YOUR OBJECTIVE: Write out all the material exactly. Leave nothing out.
## BEGIN ENTRIES
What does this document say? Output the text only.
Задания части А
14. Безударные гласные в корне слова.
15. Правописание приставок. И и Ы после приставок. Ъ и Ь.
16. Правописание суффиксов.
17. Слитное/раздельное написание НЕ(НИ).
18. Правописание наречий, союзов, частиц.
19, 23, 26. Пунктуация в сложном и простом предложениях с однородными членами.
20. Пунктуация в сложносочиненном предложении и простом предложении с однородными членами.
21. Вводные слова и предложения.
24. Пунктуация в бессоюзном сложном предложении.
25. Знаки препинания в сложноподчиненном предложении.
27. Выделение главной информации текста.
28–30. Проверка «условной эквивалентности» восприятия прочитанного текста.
## END ENTRIES
THE RESULT:
What does this document say? Output the text only.
Задания части А
14. Безударные гласные в корне слова.
15. Правописание приставок. И и Ы после приставок. Ъ и Ь.
16. Правописание суффиксов.
17. Слитное/раздельное написание НЕ(НИ).
18. Правописание наречий, союзов, частиц.
19, 23, 26. Пунктуация в сложном и простом предложениях с однородными членами.
20. Пунктуация в сложносочиненном предложении и простом предложении с однородными членами.
21. Вводные слова и предложения.
24. Пунктуация в бессоюзном сложном предложении.
25. Знаки препинания в сложноподчиненном предложении.
27. Выделение главной информации текста.
28–30. Проверка «условной эквивалентности» восприятия прочитанного текста.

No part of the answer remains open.